(Figure dataset records)
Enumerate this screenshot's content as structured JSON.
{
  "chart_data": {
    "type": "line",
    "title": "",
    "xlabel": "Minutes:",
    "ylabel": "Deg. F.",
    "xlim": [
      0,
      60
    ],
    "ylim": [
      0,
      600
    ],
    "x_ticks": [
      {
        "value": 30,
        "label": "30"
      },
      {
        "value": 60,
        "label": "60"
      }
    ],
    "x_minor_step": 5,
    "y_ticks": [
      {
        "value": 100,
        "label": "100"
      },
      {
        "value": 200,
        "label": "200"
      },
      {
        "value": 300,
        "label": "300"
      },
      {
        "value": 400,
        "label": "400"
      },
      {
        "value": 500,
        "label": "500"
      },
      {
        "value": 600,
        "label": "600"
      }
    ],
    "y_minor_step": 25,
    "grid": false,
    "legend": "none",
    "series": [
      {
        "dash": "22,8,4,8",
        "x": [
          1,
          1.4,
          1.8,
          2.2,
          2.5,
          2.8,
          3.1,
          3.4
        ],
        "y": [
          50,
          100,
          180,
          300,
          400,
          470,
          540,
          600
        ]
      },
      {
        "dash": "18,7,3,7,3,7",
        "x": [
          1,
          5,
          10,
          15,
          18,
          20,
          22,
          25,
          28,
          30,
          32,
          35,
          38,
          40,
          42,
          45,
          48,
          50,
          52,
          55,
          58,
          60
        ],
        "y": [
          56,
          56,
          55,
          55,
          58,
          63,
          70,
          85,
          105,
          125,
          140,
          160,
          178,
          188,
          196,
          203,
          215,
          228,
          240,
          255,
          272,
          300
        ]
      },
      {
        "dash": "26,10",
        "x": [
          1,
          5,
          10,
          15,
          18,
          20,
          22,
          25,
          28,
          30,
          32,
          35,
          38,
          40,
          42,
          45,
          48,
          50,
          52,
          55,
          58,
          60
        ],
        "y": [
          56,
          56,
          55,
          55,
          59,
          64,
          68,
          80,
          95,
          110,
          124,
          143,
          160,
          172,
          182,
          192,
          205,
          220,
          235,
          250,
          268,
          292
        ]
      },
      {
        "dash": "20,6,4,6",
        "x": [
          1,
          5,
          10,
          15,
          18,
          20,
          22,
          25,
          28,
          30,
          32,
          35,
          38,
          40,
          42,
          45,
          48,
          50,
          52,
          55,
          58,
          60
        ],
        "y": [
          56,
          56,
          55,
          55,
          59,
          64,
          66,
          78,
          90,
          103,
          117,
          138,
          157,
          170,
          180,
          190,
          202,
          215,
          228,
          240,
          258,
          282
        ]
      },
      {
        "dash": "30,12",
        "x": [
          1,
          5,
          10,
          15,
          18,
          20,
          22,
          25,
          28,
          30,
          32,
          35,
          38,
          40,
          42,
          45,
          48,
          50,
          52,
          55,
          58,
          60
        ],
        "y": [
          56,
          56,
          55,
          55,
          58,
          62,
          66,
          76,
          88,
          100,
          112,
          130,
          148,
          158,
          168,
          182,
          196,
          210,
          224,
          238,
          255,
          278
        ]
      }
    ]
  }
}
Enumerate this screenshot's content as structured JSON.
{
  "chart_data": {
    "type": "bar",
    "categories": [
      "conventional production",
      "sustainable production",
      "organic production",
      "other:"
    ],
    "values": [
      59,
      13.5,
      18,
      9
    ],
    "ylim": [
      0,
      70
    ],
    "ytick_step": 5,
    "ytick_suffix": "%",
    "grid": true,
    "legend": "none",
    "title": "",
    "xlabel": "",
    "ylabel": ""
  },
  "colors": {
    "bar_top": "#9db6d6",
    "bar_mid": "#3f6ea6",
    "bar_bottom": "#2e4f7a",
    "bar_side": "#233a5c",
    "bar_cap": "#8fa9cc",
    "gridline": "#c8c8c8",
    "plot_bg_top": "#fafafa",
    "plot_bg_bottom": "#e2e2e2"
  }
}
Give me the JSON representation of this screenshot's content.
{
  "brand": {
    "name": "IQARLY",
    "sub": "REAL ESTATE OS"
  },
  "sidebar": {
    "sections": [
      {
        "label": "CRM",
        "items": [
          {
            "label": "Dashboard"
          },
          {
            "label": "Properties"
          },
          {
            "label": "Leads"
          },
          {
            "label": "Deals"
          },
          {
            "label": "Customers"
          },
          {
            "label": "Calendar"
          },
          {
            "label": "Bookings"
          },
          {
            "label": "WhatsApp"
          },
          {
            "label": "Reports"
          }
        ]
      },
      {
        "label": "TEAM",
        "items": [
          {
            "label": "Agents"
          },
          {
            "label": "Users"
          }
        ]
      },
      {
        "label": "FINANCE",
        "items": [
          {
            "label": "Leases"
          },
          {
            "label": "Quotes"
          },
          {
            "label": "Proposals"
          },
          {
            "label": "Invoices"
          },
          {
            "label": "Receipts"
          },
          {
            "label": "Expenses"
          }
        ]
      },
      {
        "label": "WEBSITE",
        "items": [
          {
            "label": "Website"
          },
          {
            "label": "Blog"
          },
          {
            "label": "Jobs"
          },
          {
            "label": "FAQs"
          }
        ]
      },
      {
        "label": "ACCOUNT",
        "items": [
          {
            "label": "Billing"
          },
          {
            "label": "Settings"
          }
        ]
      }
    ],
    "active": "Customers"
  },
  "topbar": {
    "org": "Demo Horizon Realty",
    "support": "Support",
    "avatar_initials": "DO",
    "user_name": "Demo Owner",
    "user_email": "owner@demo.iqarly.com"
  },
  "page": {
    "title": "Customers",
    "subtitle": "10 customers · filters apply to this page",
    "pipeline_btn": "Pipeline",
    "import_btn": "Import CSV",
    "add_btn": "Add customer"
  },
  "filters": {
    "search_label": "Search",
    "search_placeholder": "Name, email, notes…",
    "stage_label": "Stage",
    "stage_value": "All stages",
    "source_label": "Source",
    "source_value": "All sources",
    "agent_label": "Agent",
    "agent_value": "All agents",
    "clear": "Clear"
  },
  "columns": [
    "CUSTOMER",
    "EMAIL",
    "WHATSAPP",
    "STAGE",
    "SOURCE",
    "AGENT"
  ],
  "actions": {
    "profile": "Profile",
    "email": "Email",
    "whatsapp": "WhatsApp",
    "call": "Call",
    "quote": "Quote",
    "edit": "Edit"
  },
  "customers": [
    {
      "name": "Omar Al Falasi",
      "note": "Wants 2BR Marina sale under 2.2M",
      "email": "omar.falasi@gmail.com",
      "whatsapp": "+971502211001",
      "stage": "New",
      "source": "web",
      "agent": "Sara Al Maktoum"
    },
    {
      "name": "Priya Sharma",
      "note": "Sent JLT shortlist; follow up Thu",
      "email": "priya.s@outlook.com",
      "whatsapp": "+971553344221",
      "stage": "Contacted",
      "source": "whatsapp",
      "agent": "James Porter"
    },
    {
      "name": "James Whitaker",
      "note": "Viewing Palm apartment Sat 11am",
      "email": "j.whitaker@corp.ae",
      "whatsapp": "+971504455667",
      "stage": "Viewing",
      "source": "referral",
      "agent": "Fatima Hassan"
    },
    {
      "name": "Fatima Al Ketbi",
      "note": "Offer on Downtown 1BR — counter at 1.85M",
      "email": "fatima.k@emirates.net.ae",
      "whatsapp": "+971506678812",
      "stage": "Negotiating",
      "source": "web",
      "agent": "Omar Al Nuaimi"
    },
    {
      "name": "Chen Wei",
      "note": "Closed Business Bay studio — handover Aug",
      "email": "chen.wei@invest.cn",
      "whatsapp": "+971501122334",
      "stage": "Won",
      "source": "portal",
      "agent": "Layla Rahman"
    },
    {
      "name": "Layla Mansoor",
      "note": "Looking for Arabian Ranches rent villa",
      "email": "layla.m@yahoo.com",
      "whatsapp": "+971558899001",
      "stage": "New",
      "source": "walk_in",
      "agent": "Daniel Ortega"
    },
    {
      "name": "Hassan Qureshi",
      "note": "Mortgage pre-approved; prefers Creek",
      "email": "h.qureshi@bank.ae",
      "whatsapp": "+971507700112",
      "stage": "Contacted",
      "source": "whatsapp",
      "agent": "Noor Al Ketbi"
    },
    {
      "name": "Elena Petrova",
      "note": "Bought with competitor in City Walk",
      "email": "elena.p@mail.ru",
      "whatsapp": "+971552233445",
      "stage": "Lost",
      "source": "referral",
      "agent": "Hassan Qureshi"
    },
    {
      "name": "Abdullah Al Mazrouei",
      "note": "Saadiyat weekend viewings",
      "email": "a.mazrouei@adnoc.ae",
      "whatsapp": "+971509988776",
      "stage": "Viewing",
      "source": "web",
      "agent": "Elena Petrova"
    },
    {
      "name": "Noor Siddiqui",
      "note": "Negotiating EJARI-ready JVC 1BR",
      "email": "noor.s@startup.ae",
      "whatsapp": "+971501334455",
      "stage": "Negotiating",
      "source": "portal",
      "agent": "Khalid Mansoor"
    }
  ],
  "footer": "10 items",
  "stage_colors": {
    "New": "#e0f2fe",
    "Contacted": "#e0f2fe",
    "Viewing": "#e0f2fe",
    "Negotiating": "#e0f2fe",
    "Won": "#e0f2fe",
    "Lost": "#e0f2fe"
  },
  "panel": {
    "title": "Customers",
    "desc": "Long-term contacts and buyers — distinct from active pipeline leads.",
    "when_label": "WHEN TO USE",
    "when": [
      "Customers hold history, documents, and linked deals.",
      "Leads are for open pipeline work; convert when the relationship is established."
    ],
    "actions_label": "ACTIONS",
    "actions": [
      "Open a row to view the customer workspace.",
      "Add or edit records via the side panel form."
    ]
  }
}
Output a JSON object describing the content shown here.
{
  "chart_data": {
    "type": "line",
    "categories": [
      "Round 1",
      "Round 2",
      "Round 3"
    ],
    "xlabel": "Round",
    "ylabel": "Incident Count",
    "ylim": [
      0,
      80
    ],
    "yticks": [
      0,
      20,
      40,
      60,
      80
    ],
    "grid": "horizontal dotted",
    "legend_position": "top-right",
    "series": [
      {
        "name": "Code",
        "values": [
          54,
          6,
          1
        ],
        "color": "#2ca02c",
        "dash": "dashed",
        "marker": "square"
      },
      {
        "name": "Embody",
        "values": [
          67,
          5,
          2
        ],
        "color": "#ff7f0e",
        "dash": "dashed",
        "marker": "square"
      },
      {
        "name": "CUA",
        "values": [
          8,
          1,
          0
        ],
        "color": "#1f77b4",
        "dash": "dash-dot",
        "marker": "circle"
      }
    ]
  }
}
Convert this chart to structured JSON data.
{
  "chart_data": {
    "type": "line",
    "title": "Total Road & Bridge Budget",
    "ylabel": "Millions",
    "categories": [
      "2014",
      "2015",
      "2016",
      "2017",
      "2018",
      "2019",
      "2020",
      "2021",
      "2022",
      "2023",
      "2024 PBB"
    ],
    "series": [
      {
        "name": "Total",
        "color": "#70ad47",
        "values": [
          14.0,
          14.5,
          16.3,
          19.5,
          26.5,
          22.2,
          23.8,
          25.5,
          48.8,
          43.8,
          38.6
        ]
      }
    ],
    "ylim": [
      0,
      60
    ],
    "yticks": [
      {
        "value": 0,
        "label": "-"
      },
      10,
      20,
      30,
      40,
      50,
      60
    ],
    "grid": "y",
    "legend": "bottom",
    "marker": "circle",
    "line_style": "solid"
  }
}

### INSTRUCTIONS TO FOLLOW
Of the lines above, how many hold the string "production"? Answer with only the number.

### SOLVED EXERCISE
3